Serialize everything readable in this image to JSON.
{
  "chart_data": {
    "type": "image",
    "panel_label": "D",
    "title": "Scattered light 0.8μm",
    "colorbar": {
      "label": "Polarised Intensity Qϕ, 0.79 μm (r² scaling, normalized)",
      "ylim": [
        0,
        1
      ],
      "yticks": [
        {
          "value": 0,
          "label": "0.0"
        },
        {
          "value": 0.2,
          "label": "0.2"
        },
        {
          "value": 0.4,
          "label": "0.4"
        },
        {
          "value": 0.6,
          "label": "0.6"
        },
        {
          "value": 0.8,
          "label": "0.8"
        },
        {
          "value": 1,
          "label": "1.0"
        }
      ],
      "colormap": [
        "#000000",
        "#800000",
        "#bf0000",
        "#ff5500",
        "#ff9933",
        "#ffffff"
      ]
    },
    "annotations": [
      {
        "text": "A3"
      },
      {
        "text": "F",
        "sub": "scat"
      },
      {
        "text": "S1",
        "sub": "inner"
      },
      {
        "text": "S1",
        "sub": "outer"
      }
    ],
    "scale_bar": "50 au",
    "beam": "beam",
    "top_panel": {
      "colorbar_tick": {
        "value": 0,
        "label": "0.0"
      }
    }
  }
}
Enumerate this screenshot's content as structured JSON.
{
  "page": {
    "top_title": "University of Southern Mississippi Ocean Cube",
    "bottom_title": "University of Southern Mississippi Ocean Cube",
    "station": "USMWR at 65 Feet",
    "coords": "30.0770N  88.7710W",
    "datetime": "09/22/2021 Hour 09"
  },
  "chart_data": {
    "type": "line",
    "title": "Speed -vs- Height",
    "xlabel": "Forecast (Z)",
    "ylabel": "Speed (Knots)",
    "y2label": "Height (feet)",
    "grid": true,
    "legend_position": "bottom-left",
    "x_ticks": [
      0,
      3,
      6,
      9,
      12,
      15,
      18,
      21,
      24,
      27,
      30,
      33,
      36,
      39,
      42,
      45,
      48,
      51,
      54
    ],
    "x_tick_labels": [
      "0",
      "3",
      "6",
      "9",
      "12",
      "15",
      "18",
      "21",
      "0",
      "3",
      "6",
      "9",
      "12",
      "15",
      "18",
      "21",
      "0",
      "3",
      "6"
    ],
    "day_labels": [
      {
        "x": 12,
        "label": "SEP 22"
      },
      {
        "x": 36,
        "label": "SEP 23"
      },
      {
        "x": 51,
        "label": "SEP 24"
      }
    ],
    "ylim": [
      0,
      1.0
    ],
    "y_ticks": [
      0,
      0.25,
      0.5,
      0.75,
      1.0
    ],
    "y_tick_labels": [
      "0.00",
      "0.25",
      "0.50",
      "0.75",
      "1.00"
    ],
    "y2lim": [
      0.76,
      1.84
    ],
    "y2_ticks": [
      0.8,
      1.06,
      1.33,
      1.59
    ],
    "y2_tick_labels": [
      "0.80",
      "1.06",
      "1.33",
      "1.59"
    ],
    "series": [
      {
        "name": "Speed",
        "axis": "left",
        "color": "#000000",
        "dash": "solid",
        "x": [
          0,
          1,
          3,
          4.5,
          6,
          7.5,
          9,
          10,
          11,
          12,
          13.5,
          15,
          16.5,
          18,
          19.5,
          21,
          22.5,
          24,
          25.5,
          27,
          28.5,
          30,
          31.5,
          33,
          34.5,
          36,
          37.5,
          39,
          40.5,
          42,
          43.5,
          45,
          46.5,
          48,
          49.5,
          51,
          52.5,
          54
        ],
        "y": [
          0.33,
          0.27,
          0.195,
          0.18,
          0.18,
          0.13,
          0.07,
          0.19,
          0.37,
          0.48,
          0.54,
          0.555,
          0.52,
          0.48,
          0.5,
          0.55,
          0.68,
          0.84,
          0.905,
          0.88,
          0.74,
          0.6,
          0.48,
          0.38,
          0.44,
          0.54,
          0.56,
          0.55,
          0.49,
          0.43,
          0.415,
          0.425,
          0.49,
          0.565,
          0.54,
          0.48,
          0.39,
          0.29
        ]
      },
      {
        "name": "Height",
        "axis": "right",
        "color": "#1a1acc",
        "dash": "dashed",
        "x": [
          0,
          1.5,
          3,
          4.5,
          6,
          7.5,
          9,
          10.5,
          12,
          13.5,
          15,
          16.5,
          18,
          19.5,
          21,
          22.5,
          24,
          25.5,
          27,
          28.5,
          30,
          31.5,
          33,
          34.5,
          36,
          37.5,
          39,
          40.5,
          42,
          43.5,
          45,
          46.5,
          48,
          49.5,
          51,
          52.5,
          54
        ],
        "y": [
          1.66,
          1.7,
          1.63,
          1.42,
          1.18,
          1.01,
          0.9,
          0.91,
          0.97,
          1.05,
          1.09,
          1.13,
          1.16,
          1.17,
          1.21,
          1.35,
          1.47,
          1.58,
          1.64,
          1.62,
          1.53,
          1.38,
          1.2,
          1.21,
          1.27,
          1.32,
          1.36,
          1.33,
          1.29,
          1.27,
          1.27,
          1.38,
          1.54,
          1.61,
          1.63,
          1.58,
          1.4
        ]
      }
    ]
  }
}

--------

## Requirements
Print back all the lines verbatim.

## Response
Serialize everything readable in this image to JSON.
{
  "chart_data": {
    "type": "image",
    "panel_label": "D",
    "title": "Scattered light 0.8μm",
    "colorbar": {
      "label": "Polarised Intensity Qϕ, 0.79 μm (r² scaling, normalized)",
      "ylim": [
        0,
        1
      ],
      "yticks": [
        {
          "value": 0,
          "label": "0.0"
        },
        {
          "value": 0.2,
          "label": "0.2"
        },
        {
          "value": 0.4,
          "label": "0.4"
        },
        {
          "value": 0.6,
          "label": "0.6"
        },
        {
          "value": 0.8,
          "label": "0.8"
        },
        {
          "value": 1,
          "label": "1.0"
        }
      ],
      "colormap": [
        "#000000",
        "#800000",
        "#bf0000",
        "#ff5500",
        "#ff9933",
        "#ffffff"
      ]
    },
    "annotations": [
      {
        "text": "A3"
      },
      {
        "text": "F",
        "sub": "scat"
      },
      {
        "text": "S1",
        "sub": "inner"
      },
      {
        "text": "S1",
        "sub": "outer"
      }
    ],
    "scale_bar": "50 au",
    "beam": "beam",
    "top_panel": {
      "colorbar_tick": {
        "value": 0,
        "label": "0.0"
      }
    }
  }
}
Enumerate this screenshot's content as structured JSON.
{
  "page": {
    "top_title": "University of Southern Mississippi Ocean Cube",
    "bottom_title": "University of Southern Mississippi Ocean Cube",
    "station": "USMWR at 65 Feet",
    "coords": "30.0770N  88.7710W",
    "datetime": "09/22/2021 Hour 09"
  },
  "chart_data": {
    "type": "line",
    "title": "Speed -vs- Height",
    "xlabel": "Forecast (Z)",
    "ylabel": "Speed (Knots)",
    "y2label": "Height (feet)",
    "grid": true,
    "legend_position": "bottom-left",
    "x_ticks": [
      0,
      3,
      6,
      9,
      12,
      15,
      18,
      21,
      24,
      27,
      30,
      33,
      36,
      39,
      42,
      45,
      48,
      51,
      54
    ],
    "x_tick_labels": [
      "0",
      "3",
      "6",
      "9",
      "12",
      "15",
      "18",
      "21",
      "0",
      "3",
      "6",
      "9",
      "12",
      "15",
      "18",
      "21",
      "0",
      "3",
      "6"
    ],
    "day_labels": [
      {
        "x": 12,
        "label": "SEP 22"
      },
      {
        "x": 36,
        "label": "SEP 23"
      },
      {
        "x": 51,
        "label": "SEP 24"
      }
    ],
    "ylim": [
      0,
      1.0
    ],
    "y_ticks": [
      0,
      0.25,
      0.5,
      0.75,
      1.0
    ],
    "y_tick_labels": [
      "0.00",
      "0.25",
      "0.50",
      "0.75",
      "1.00"
    ],
    "y2lim": [
      0.76,
      1.84
    ],
    "y2_ticks": [
      0.8,
      1.06,
      1.33,
      1.59
    ],
    "y2_tick_labels": [
      "0.80",
      "1.06",
      "1.33",
      "1.59"
    ],
    "series": [
      {
        "name": "Speed",
        "axis": "left",
        "color": "#000000",
        "dash": "solid",
        "x": [
          0,
          1,
          3,
          4.5,
          6,
          7.5,
          9,
          10,
          11,
          12,
          13.5,
          15,
          16.5,
          18,
          19.5,
          21,
          22.5,
          24,
          25.5,
          27,
          28.5,
          30,
          31.5,
          33,
          34.5,
          36,
          37.5,
          39,
          40.5,
          42,
          43.5,
          45,
          46.5,
          48,
          49.5,
          51,
          52.5,
          54
        ],
        "y": [
          0.33,
          0.27,
          0.195,
          0.18,
          0.18,
          0.13,
          0.07,
          0.19,
          0.37,
          0.48,
          0.54,
          0.555,
          0.52,
          0.48,
          0.5,
          0.55,
          0.68,
          0.84,
          0.905,
          0.88,
          0.74,
          0.6,
          0.48,
          0.38,
          0.44,
          0.54,
          0.56,
          0.55,
          0.49,
          0.43,
          0.415,
          0.425,
          0.49,
          0.565,
          0.54,
          0.48,
          0.39,
          0.29
        ]
      },
      {
        "name": "Height",
        "axis": "right",
        "color": "#1a1acc",
        "dash": "dashed",
        "x": [
          0,
          1.5,
          3,
          4.5,
          6,
          7.5,
          9,
          10.5,
          12,
          13.5,
          15,
          16.5,
          18,
          19.5,
          21,
          22.5,
          24,
          25.5,
          27,
          28.5,
          30,
          31.5,
          33,
          34.5,
          36,
          37.5,
          39,
          40.5,
          42,
          43.5,
          45,
          46.5,
          48,
          49.5,
          51,
          52.5,
          54
        ],
        "y": [
          1.66,
          1.7,
          1.63,
          1.42,
          1.18,
          1.01,
          0.9,
          0.91,
          0.97,
          1.05,
          1.09,
          1.13,
          1.16,
          1.17,
          1.21,
          1.35,
          1.47,
          1.58,
          1.64,
          1.62,
          1.53,
          1.38,
          1.2,
          1.21,
          1.27,
          1.32,
          1.36,
          1.33,
          1.29,
          1.27,
          1.27,
          1.38,
          1.54,
          1.61,
          1.63,
          1.58,
          1.4
        ]
      }
    ]
  }
}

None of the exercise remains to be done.